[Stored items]
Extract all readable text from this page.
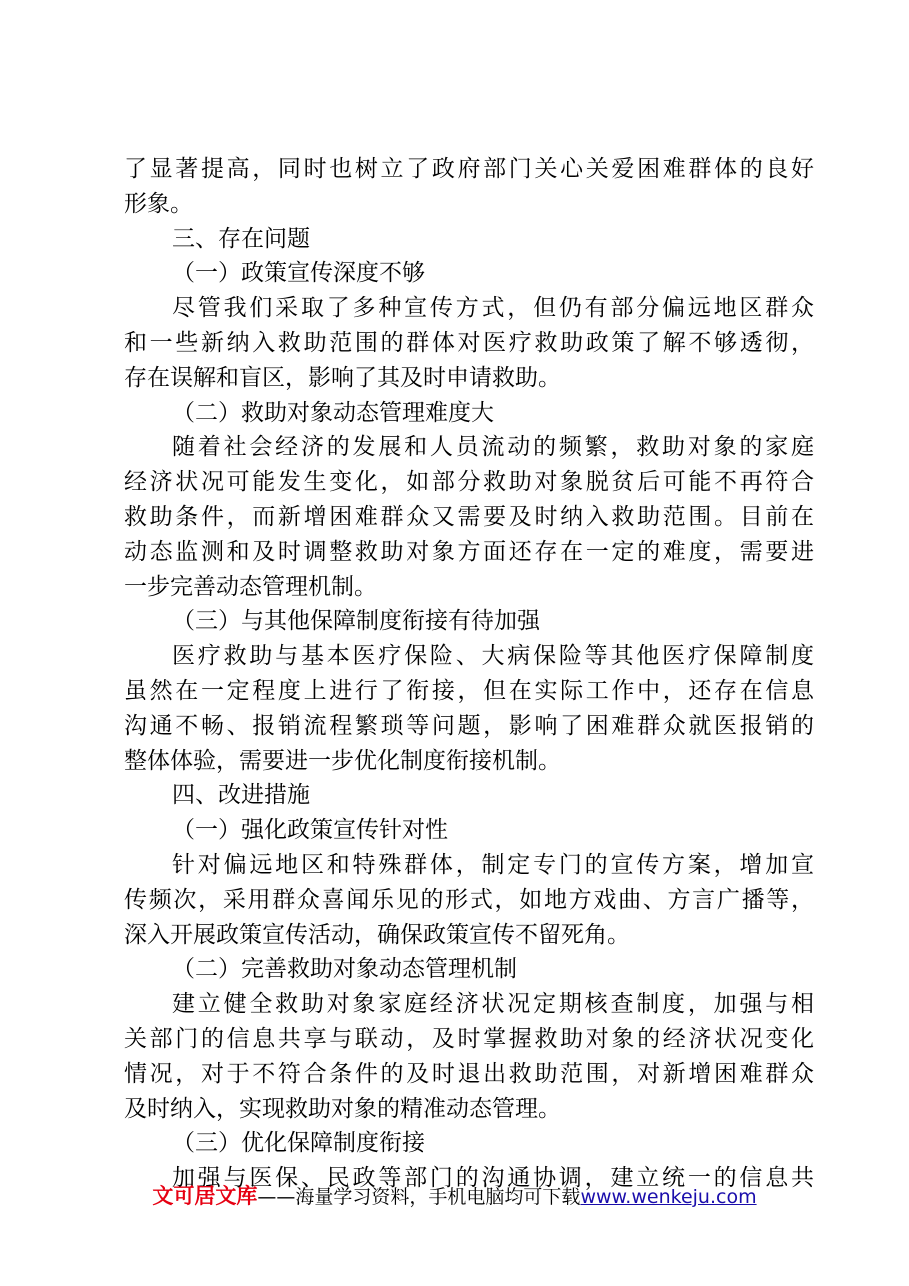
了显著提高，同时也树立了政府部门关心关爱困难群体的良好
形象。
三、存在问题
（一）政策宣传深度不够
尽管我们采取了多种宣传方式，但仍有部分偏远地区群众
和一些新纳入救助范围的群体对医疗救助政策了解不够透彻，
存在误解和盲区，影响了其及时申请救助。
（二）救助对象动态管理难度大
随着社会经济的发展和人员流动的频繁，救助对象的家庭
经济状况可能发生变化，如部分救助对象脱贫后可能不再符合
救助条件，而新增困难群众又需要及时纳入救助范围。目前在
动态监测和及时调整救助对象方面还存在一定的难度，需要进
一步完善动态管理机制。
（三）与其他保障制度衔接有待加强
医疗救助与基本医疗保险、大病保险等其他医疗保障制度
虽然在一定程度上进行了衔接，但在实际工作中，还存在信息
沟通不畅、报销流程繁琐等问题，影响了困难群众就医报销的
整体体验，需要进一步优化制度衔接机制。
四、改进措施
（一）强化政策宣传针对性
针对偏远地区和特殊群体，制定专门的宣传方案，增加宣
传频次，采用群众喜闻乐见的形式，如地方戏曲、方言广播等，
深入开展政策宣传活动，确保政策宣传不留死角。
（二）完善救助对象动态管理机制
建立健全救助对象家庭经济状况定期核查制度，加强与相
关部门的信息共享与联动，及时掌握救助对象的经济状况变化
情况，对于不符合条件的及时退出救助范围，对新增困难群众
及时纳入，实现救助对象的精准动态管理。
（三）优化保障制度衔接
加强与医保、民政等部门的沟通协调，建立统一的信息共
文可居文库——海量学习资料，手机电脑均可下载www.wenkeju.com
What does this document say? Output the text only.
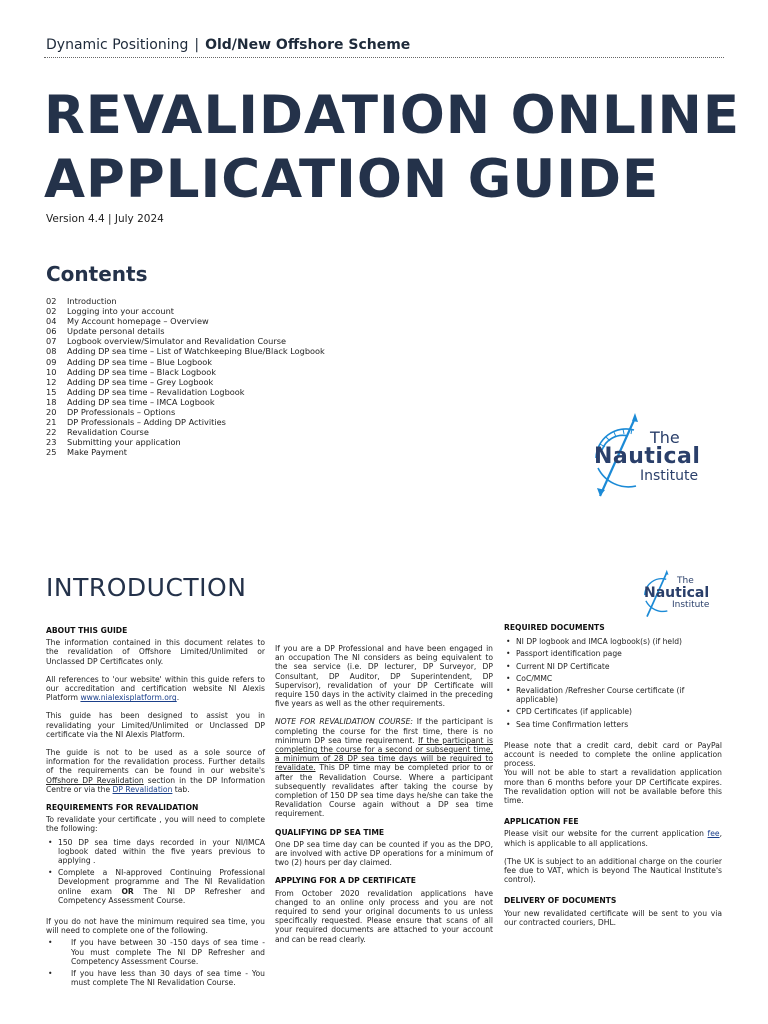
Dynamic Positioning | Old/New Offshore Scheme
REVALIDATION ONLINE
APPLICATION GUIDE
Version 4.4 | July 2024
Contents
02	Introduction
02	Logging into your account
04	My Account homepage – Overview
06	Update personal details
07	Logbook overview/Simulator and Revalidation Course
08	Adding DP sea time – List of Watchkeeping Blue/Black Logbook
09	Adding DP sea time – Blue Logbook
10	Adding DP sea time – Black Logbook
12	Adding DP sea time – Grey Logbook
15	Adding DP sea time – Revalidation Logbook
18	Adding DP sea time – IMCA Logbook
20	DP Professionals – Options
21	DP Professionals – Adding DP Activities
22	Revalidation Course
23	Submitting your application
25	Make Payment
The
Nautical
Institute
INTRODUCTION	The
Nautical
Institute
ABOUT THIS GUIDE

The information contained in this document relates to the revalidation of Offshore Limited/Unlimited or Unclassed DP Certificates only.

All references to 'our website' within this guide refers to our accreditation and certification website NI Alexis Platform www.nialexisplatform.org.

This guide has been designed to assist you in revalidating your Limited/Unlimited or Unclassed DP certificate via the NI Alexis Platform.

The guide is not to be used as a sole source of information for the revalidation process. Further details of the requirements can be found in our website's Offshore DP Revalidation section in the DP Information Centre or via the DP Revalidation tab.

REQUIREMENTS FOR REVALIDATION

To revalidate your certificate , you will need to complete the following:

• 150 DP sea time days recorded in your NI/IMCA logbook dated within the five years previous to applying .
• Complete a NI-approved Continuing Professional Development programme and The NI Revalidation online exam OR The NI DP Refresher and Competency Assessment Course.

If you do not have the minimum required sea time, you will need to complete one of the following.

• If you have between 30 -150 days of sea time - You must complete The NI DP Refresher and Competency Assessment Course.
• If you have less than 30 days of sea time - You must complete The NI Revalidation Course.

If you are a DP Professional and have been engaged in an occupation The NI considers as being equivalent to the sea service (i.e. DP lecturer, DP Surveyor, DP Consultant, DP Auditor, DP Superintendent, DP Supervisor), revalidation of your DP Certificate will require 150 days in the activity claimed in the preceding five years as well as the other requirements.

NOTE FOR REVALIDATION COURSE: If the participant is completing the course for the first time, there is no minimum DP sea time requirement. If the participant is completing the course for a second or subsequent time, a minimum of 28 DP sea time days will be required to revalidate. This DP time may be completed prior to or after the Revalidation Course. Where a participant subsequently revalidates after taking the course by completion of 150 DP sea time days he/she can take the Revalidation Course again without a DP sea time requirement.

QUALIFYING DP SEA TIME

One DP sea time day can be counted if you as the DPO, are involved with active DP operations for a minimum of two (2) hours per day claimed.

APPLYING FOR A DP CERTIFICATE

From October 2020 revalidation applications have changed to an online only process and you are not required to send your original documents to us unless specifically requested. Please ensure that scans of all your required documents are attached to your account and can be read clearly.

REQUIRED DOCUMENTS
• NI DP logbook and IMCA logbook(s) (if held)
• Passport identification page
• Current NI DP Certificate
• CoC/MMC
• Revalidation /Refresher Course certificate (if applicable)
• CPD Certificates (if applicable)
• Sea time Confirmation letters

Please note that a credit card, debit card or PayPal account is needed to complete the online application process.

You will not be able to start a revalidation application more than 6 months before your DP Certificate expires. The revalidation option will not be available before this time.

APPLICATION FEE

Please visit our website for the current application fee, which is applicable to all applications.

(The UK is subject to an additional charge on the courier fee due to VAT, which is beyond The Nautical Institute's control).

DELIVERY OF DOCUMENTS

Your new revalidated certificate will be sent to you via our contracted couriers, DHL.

• WRITTEN INSTRUCTION
Find each line holding "five". Copy it out.

• THE RESULT
• 150 DP sea time days recorded in your NI/IMCA logbook dated within the five years previous to applying .
If you are a DP Professional and have been engaged in an occupation The NI considers as being equivalent to the sea service (i.e. DP lecturer, DP Surveyor, DP Consultant, DP Auditor, DP Superintendent, DP Supervisor), revalidation of your DP Certificate will require 150 days in the activity claimed in the preceding five years as well as the other requirements.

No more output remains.